**STATED TASK:** In the copy, include every entry exactly but none of the images.

**DATA SHOWN:**
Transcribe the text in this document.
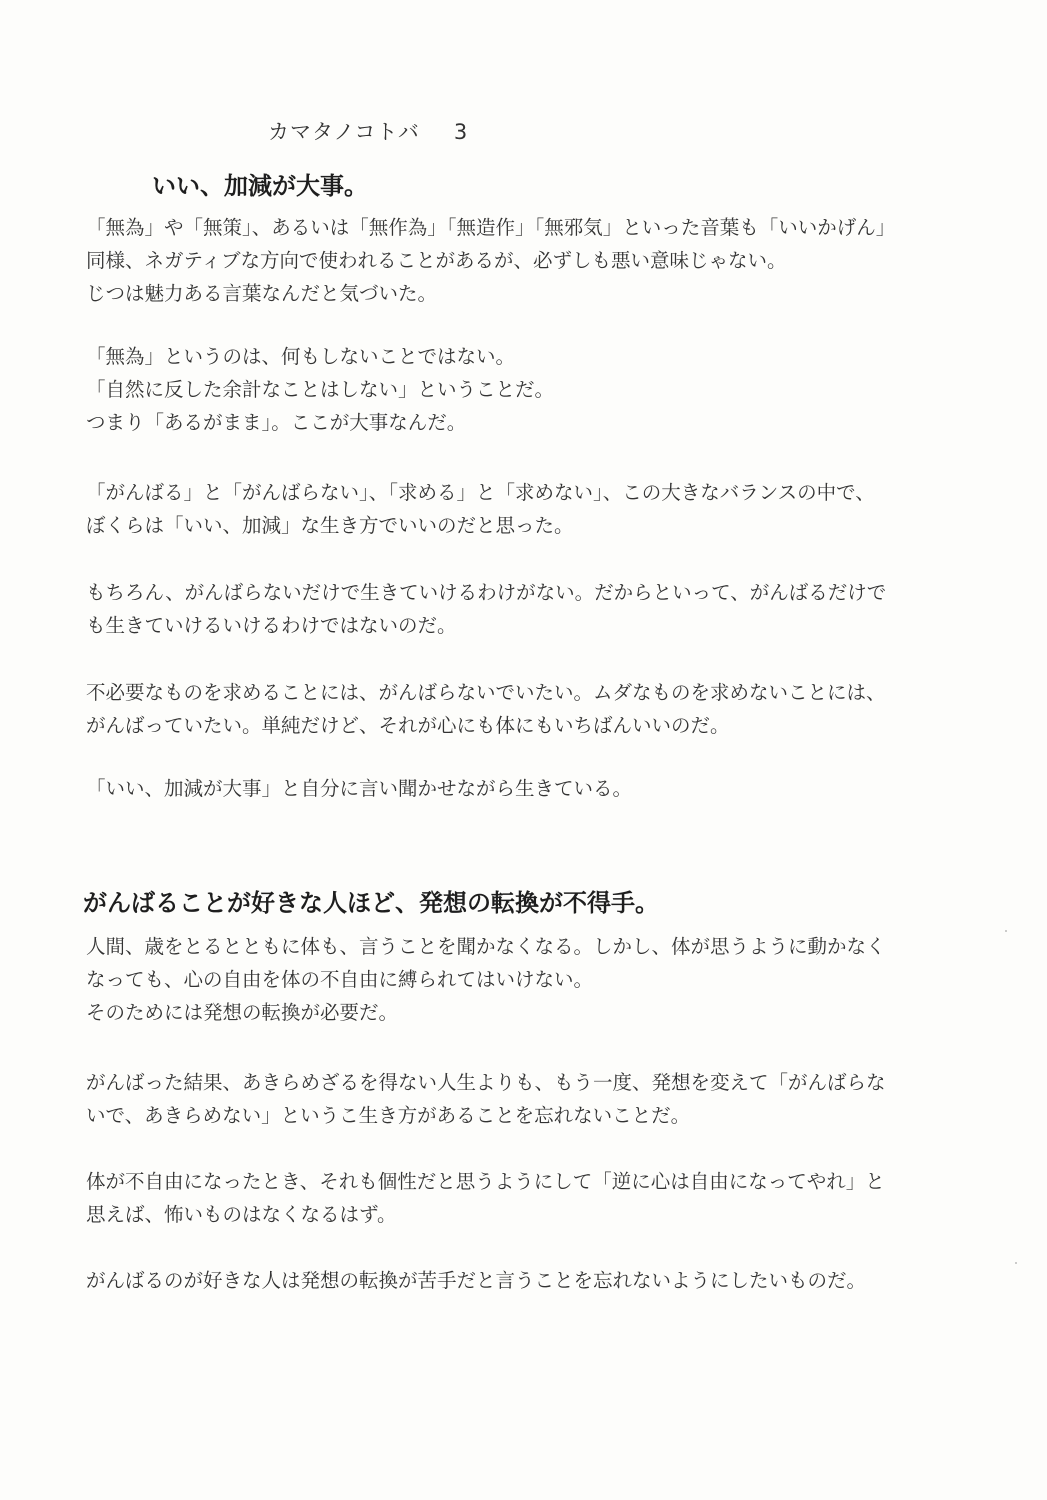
カマタノコトバ 3
いい、加減が大事。
「無為」や「無策」、あるいは「無作為」「無造作」「無邪気」といった音葉も「いいかげん」
同様、ネガティブな方向で使われることがあるが、必ずしも悪い意味じゃない。
じつは魅力ある言葉なんだと気づいた。
「無為」というのは、何もしないことではない。
「自然に反した余計なことはしない」ということだ。
つまり「あるがまま」。ここが大事なんだ。
「がんばる」と「がんばらない」、「求める」と「求めない」、この大きなバランスの中で、
ぼくらは「いい、加減」な生き方でいいのだと思った。
もちろん、がんばらないだけで生きていけるわけがない。だからといって、がんばるだけで
も生きていけるいけるわけではないのだ。
不必要なものを求めることには、がんばらないでいたい。ムダなものを求めないことには、
がんばっていたい。単純だけど、それが心にも体にもいちばんいいのだ。
「いい、加減が大事」と自分に言い聞かせながら生きている。
がんばることが好きな人ほど、発想の転換が不得手。
人間、歳をとるとともに体も、言うことを聞かなくなる。しかし、体が思うように動かなく
なっても、心の自由を体の不自由に縛られてはいけない。
そのためには発想の転換が必要だ。
がんばった結果、あきらめざるを得ない人生よりも、もう一度、発想を変えて「がんばらな
いで、あきらめない」というこ生き方があることを忘れないことだ。
体が不自由になったとき、それも個性だと思うようにして「逆に心は自由になってやれ」と
思えば、怖いものはなくなるはず。
がんばるのが好きな人は発想の転換が苦手だと言うことを忘れないようにしたいものだ。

**FULL ANSWER:**
Transcribe the text in this document.
カマタノコトバ 3
いい、加減が大事。
「無為」や「無策」、あるいは「無作為」「無造作」「無邪気」といった音葉も「いいかげん」
同様、ネガティブな方向で使われることがあるが、必ずしも悪い意味じゃない。
じつは魅力ある言葉なんだと気づいた。
「無為」というのは、何もしないことではない。
「自然に反した余計なことはしない」ということだ。
つまり「あるがまま」。ここが大事なんだ。
「がんばる」と「がんばらない」、「求める」と「求めない」、この大きなバランスの中で、
ぼくらは「いい、加減」な生き方でいいのだと思った。
もちろん、がんばらないだけで生きていけるわけがない。だからといって、がんばるだけで
も生きていけるいけるわけではないのだ。
不必要なものを求めることには、がんばらないでいたい。ムダなものを求めないことには、
がんばっていたい。単純だけど、それが心にも体にもいちばんいいのだ。
「いい、加減が大事」と自分に言い聞かせながら生きている。
がんばることが好きな人ほど、発想の転換が不得手。
人間、歳をとるとともに体も、言うことを聞かなくなる。しかし、体が思うように動かなく
なっても、心の自由を体の不自由に縛られてはいけない。
そのためには発想の転換が必要だ。
がんばった結果、あきらめざるを得ない人生よりも、もう一度、発想を変えて「がんばらな
いで、あきらめない」というこ生き方があることを忘れないことだ。
体が不自由になったとき、それも個性だと思うようにして「逆に心は自由になってやれ」と
思えば、怖いものはなくなるはず。
がんばるのが好きな人は発想の転換が苦手だと言うことを忘れないようにしたいものだ。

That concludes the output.